**The task**
Sort through the entries below and pull out lines containing the word "JSON".

◆ ◆ ◆

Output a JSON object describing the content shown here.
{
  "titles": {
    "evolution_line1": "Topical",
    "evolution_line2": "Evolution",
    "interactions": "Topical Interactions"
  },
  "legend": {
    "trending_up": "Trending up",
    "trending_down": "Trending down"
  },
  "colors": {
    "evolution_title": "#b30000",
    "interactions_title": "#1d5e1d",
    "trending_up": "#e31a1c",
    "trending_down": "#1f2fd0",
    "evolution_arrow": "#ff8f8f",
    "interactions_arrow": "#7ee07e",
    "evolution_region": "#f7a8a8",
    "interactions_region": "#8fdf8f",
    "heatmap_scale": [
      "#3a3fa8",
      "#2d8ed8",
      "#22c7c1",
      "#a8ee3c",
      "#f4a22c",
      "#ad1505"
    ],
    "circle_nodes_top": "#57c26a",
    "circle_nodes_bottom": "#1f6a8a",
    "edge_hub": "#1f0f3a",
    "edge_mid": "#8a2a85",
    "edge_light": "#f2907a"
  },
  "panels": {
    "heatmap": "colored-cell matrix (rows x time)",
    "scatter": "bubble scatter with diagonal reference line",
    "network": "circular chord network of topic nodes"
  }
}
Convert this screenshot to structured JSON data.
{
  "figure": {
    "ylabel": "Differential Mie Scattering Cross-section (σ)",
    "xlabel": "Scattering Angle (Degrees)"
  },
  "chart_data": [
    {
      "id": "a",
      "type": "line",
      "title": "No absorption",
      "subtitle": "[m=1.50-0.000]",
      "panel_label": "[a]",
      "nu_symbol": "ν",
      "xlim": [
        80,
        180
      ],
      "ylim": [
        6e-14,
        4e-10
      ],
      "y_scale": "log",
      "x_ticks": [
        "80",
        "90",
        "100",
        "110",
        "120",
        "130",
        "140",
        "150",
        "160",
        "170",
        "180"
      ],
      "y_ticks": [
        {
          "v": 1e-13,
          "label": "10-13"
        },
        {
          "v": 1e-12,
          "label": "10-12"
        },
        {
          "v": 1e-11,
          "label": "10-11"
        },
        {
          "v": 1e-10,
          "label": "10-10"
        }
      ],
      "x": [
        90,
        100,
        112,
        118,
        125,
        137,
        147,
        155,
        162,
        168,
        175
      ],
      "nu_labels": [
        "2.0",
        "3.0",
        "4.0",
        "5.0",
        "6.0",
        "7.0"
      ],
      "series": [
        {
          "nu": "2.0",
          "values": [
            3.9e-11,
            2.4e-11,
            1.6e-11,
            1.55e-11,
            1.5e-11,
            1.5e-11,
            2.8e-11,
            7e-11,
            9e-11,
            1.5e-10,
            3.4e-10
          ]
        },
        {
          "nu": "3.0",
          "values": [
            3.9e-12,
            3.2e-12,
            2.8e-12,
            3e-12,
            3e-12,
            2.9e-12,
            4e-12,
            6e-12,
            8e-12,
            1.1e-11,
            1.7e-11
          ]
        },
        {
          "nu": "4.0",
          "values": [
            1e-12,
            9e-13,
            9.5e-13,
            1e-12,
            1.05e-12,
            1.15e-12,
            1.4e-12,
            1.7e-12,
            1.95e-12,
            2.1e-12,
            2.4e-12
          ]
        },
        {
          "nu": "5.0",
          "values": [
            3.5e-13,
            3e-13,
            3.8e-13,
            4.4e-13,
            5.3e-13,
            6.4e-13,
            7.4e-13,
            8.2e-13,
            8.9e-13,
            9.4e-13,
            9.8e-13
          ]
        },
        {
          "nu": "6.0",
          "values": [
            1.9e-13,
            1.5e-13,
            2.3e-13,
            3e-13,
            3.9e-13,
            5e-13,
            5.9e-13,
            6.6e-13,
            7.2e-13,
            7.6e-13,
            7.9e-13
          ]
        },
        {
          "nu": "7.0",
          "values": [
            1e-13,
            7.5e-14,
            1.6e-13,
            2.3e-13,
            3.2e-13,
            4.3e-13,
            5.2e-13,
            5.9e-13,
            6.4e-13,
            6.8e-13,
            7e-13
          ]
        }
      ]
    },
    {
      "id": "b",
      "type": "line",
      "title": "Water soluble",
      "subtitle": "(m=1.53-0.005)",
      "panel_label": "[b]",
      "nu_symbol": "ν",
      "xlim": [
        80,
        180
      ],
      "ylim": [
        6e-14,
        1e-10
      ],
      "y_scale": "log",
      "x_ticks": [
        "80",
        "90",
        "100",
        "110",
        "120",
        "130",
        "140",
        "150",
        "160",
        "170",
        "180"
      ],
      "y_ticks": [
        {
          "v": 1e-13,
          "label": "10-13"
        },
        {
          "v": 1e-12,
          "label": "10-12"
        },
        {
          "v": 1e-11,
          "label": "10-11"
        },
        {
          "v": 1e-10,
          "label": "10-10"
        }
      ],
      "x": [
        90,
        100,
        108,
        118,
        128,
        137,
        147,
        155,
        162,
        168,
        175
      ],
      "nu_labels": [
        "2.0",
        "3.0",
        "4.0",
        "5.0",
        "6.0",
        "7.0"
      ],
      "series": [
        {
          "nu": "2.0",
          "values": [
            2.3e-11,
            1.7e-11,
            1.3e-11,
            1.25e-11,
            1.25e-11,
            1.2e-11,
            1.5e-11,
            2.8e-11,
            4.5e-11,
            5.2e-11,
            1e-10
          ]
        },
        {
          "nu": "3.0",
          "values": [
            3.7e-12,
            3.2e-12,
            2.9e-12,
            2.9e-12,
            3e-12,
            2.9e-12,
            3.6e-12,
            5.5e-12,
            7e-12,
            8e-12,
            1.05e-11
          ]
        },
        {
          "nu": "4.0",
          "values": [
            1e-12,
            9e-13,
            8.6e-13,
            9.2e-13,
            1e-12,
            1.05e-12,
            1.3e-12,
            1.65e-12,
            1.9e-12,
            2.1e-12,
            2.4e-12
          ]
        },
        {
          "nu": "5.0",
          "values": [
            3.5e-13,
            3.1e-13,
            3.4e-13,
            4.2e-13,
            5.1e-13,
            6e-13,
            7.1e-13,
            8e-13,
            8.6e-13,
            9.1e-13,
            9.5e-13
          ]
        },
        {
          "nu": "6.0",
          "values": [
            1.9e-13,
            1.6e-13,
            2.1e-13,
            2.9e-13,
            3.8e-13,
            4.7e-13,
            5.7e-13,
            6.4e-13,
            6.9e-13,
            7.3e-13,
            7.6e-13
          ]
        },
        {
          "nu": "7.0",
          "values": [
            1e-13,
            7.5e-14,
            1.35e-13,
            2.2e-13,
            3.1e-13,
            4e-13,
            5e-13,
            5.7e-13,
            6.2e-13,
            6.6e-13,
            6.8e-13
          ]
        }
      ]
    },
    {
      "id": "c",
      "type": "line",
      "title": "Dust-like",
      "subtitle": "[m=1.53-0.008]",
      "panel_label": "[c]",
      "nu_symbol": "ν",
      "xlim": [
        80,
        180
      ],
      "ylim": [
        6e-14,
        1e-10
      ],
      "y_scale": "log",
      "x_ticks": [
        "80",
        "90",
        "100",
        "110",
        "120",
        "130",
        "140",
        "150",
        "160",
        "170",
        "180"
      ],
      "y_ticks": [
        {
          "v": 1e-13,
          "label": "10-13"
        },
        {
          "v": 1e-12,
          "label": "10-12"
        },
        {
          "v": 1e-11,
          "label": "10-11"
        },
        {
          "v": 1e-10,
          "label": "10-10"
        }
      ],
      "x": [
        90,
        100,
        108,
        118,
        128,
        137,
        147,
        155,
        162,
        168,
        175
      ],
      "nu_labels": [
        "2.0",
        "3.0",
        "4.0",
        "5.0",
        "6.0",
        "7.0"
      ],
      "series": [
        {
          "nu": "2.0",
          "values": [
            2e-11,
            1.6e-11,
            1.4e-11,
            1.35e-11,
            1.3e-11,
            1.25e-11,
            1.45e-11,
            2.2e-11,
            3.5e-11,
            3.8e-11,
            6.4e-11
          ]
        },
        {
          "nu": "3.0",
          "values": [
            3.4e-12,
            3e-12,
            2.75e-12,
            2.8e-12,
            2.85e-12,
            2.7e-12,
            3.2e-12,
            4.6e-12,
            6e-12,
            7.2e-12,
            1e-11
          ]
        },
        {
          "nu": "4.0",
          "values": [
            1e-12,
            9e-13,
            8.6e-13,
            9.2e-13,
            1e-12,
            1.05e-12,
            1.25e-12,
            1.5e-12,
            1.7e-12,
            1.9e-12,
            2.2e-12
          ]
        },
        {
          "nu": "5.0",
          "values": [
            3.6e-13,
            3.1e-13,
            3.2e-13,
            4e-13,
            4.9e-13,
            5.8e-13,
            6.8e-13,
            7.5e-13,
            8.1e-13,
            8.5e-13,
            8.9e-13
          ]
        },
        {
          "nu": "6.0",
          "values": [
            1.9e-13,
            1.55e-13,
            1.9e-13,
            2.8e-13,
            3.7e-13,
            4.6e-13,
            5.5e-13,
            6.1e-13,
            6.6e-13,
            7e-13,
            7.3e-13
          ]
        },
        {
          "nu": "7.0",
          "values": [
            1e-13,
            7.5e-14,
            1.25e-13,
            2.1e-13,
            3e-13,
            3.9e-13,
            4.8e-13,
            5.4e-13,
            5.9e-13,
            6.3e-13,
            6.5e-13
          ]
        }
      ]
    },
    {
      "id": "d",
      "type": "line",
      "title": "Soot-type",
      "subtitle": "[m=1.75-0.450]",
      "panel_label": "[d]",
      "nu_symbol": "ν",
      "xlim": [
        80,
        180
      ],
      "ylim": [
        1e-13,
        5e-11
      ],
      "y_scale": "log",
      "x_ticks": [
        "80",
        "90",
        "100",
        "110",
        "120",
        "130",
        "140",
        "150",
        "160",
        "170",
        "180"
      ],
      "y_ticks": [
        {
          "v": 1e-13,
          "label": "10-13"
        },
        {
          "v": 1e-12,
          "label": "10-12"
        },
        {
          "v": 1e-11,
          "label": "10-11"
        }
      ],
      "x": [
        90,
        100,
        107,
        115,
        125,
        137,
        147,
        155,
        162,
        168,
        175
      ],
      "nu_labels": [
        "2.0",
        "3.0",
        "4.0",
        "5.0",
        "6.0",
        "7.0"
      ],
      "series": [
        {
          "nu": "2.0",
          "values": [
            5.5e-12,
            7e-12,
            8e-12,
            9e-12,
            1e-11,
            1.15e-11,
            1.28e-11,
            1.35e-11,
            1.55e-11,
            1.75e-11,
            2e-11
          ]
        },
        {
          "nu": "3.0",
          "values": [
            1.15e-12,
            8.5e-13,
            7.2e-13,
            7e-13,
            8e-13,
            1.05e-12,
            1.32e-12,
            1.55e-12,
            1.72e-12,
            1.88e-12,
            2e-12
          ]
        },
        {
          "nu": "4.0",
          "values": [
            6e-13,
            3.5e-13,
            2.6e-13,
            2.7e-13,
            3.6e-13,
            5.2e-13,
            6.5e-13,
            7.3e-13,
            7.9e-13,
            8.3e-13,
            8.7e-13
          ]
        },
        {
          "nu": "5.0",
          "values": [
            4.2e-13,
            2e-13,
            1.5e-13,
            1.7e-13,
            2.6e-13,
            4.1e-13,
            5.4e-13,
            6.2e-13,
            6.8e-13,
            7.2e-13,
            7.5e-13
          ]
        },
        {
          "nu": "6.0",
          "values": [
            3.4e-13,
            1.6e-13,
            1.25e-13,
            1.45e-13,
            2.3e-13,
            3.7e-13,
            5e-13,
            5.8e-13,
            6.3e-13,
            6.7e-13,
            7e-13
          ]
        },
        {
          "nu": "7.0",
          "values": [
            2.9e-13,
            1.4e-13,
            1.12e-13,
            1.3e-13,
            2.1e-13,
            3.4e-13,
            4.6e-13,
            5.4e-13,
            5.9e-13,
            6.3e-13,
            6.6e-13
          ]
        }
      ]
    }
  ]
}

◆ ◆ ◆

**The solution**
Output a JSON object describing the content shown here.
Convert this screenshot to structured JSON data.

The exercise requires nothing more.